• [Required task] Please rename "diagrammatic" to "schematic" in the lines from the one containing "Patent image size: (396, 465)." through the one containing "The inclined end surface 57 is at (114, 122).", changing nothing else. Give back only those lines.

Stored entries:
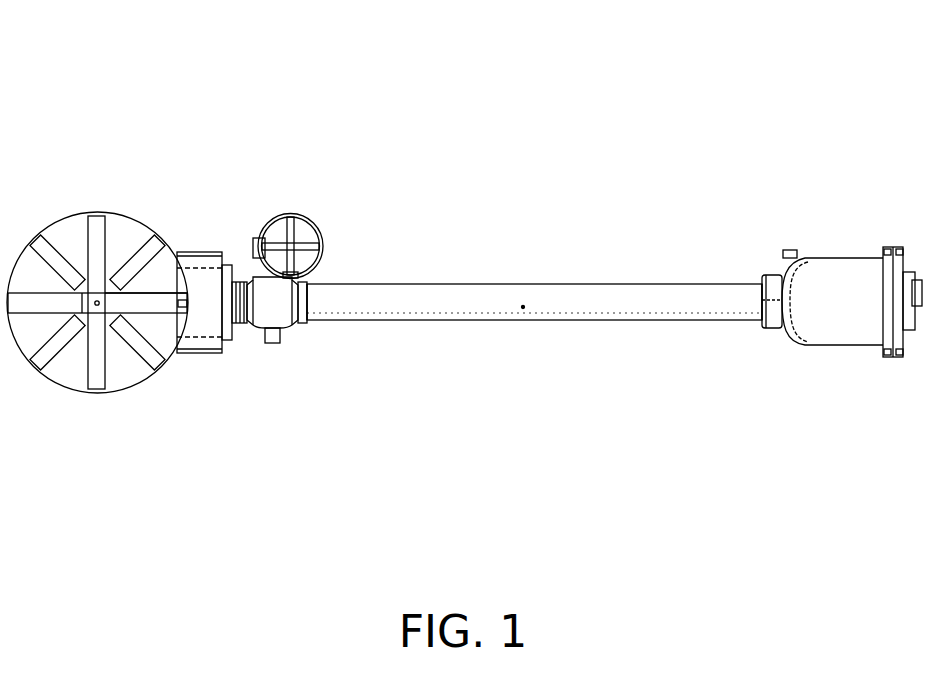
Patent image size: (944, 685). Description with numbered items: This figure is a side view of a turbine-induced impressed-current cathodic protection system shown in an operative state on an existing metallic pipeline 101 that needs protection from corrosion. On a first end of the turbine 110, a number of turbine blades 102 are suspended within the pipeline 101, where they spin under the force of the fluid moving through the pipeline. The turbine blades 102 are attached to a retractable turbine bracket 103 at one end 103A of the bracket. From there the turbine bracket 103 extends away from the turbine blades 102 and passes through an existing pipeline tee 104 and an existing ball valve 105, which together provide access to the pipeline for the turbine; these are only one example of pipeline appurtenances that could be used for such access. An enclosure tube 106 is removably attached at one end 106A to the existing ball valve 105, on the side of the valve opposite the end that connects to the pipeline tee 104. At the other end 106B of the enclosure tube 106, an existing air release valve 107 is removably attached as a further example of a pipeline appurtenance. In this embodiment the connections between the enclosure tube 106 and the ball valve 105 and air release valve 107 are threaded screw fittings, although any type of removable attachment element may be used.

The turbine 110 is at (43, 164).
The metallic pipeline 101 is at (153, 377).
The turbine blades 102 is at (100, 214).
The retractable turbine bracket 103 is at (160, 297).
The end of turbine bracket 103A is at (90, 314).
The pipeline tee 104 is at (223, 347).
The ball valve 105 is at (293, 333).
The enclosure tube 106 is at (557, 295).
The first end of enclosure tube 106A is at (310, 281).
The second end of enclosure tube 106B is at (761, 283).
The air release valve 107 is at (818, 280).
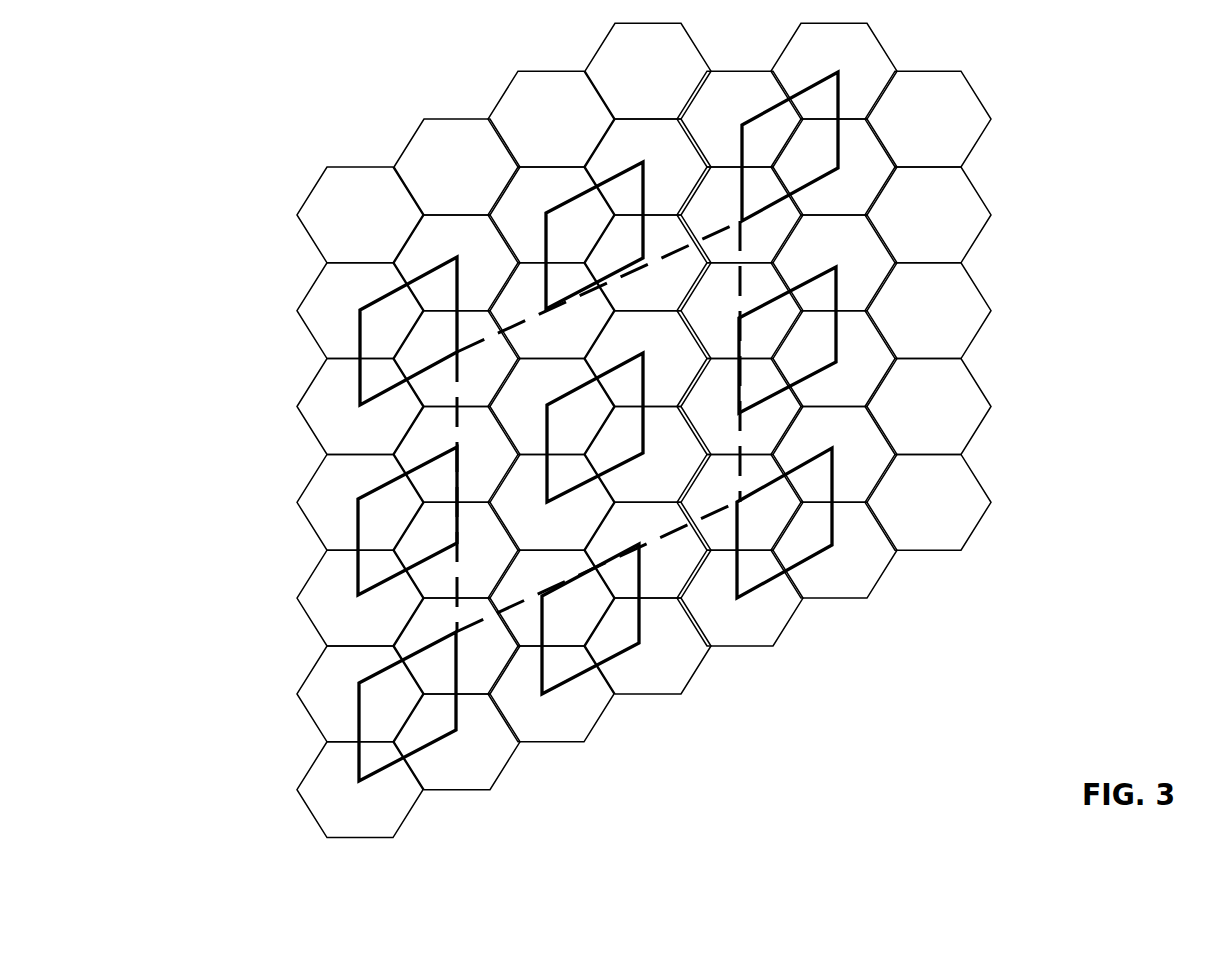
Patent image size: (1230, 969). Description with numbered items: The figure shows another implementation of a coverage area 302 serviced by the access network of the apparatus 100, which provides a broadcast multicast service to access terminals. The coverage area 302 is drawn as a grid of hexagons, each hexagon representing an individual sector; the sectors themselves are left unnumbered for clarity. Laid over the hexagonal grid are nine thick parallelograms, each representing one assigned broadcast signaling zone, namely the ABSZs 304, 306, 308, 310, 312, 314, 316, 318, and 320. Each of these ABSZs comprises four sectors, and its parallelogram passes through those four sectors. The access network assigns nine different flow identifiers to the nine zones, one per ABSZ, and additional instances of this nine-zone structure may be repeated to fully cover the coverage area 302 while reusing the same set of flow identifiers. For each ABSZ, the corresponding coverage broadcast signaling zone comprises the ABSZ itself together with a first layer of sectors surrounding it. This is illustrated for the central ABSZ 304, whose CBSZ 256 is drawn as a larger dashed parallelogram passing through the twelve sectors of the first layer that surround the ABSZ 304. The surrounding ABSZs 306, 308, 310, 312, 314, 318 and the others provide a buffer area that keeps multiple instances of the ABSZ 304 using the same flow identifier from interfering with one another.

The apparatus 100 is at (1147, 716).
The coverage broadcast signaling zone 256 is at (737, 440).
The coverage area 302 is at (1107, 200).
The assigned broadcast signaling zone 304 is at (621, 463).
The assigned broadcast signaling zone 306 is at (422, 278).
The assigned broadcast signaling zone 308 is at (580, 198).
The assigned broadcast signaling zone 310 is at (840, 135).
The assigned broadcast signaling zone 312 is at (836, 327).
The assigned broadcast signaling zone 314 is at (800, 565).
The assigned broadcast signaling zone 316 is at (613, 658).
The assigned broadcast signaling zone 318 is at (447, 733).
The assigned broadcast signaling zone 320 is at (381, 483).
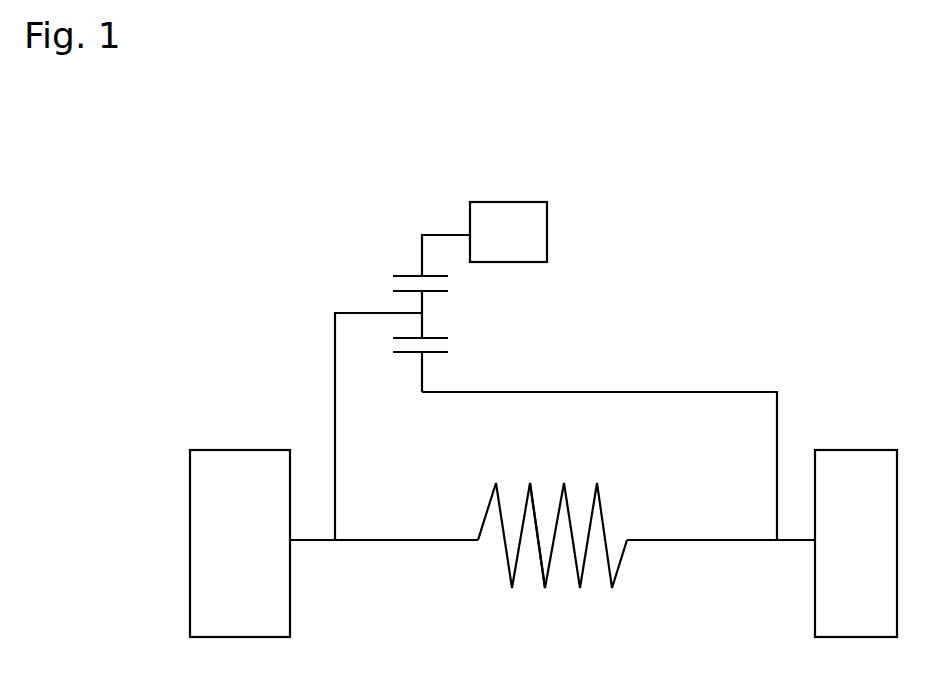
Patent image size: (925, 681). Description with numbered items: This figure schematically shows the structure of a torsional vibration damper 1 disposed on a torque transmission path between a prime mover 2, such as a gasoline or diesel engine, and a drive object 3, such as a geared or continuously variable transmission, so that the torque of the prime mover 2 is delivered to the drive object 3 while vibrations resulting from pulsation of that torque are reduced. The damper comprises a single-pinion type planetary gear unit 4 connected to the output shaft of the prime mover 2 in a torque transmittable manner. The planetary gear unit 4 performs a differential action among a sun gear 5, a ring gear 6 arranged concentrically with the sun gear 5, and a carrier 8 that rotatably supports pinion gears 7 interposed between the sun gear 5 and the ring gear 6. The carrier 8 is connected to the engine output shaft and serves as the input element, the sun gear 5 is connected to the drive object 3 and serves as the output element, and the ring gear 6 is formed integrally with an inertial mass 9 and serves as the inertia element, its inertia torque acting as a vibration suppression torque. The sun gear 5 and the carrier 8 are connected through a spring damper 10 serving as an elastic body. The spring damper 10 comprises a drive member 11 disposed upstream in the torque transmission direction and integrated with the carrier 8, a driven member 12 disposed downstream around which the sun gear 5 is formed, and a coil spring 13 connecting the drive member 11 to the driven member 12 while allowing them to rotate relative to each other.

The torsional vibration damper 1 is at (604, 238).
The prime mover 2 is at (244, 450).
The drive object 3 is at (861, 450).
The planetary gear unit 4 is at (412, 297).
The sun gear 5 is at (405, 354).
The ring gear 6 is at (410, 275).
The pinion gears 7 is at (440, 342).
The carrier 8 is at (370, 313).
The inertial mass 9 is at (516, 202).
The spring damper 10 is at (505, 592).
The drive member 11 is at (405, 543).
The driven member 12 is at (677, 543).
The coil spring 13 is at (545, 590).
--
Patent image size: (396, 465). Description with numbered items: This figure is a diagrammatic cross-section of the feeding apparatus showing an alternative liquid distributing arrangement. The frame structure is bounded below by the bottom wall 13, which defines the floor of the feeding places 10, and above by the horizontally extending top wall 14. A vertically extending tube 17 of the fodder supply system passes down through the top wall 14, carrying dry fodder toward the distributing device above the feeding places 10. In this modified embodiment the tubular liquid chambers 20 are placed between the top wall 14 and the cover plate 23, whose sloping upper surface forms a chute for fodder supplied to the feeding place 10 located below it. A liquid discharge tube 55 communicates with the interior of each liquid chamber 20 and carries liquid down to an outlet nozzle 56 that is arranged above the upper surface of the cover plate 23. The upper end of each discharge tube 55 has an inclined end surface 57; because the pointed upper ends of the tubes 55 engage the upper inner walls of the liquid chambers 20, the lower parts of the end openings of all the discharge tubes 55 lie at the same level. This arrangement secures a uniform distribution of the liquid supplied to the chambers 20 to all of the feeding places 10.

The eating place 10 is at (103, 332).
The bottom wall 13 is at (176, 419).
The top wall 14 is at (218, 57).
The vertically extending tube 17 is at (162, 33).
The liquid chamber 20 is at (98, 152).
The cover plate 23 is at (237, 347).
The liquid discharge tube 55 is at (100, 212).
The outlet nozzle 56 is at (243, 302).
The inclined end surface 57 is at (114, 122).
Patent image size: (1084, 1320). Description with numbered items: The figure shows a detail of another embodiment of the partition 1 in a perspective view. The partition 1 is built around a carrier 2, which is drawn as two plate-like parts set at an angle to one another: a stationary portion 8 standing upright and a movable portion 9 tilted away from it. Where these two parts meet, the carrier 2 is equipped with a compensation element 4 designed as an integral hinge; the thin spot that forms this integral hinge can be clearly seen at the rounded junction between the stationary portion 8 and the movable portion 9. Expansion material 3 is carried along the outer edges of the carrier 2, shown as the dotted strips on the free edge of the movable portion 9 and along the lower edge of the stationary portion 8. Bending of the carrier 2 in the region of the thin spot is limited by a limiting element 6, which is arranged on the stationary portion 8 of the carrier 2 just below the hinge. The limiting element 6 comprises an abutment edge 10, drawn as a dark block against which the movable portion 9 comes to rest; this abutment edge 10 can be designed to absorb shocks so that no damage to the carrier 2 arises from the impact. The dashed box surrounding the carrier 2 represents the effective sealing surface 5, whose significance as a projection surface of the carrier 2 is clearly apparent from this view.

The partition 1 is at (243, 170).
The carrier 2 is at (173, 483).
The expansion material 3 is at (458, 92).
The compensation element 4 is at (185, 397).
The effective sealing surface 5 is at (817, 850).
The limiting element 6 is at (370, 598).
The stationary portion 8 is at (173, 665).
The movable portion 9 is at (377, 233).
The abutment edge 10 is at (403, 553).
---
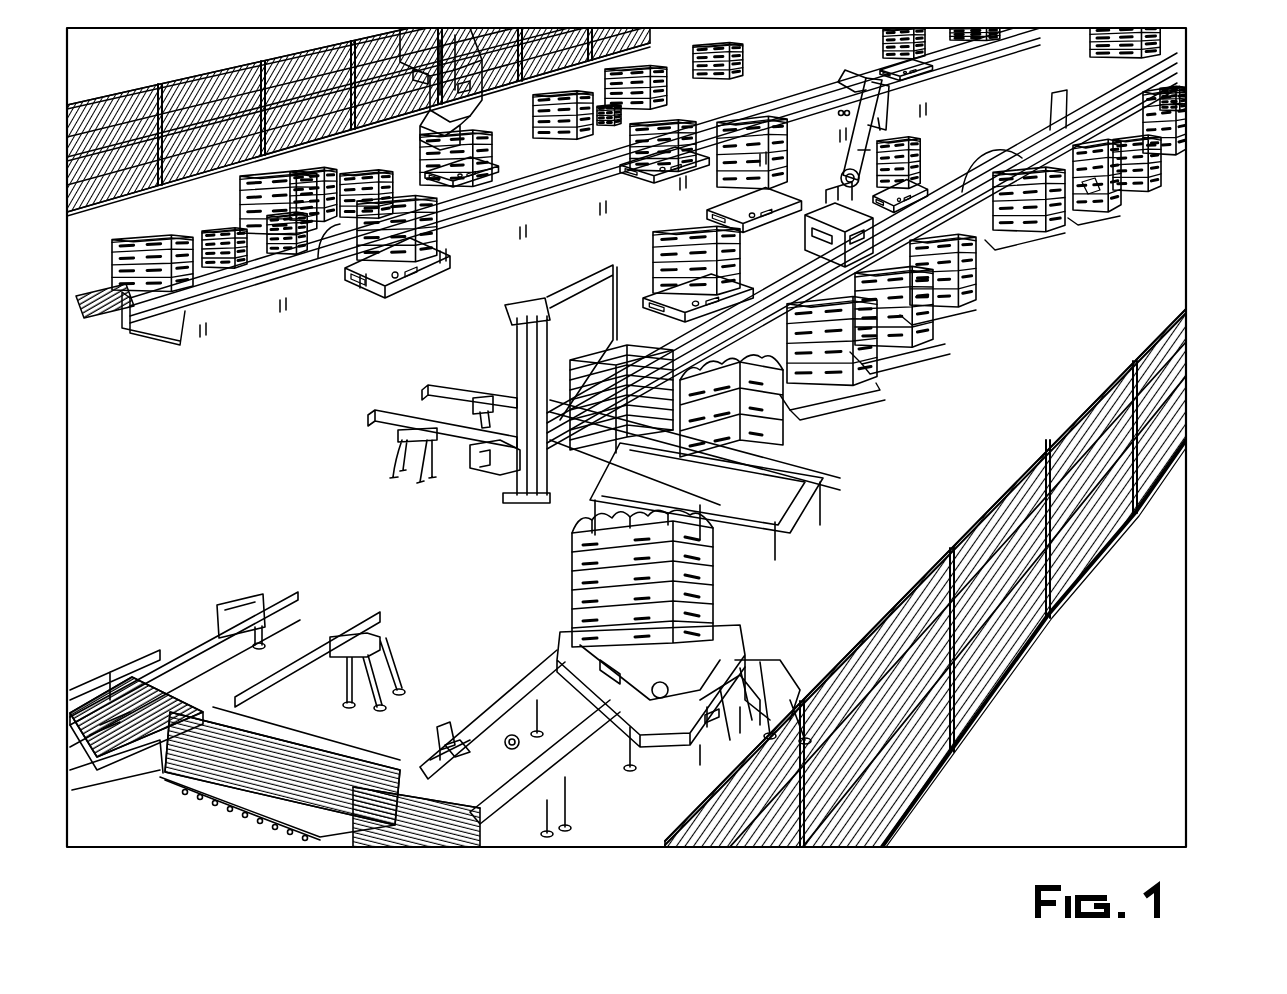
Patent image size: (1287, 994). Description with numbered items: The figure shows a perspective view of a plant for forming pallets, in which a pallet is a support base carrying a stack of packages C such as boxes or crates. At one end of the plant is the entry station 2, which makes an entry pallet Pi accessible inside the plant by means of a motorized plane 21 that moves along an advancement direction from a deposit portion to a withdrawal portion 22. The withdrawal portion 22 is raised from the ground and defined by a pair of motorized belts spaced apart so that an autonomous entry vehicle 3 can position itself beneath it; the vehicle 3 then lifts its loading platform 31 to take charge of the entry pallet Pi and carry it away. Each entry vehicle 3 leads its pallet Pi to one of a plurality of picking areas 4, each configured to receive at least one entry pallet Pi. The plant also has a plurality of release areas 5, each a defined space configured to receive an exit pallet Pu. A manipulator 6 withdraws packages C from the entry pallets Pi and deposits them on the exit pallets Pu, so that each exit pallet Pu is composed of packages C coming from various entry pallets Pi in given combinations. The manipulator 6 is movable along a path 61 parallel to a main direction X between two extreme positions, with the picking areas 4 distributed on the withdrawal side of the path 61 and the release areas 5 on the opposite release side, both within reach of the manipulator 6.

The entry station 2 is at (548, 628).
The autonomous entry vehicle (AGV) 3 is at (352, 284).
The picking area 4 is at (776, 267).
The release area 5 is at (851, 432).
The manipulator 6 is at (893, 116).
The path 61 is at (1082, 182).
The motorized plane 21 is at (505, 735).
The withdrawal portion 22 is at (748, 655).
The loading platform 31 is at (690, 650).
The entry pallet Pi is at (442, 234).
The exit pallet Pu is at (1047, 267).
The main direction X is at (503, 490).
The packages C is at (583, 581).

• [In response]
Patent image size: (396, 465). Description with numbered items: This figure is a schematic cross-section of the feeding apparatus showing an alternative liquid distributing arrangement. The frame structure is bounded below by the bottom wall 13, which defines the floor of the feeding places 10, and above by the horizontally extending top wall 14. A vertically extending tube 17 of the fodder supply system passes down through the top wall 14, carrying dry fodder toward the distributing device above the feeding places 10. In this modified embodiment the tubular liquid chambers 20 are placed between the top wall 14 and the cover plate 23, whose sloping upper surface forms a chute for fodder supplied to the feeding place 10 located below it. A liquid discharge tube 55 communicates with the interior of each liquid chamber 20 and carries liquid down to an outlet nozzle 56 that is arranged above the upper surface of the cover plate 23. The upper end of each discharge tube 55 has an inclined end surface 57; because the pointed upper ends of the tubes 55 engage the upper inner walls of the liquid chambers 20, the lower parts of the end openings of all the discharge tubes 55 lie at the same level. This arrangement secures a uniform distribution of the liquid supplied to the chambers 20 to all of the feeding places 10.

The eating place 10 is at (103, 332).
The bottom wall 13 is at (176, 419).
The top wall 14 is at (218, 57).
The vertically extending tube 17 is at (162, 33).
The liquid chamber 20 is at (98, 152).
The cover plate 23 is at (237, 347).
The liquid discharge tube 55 is at (100, 212).
The outlet nozzle 56 is at (243, 302).
The inclined end surface 57 is at (114, 122).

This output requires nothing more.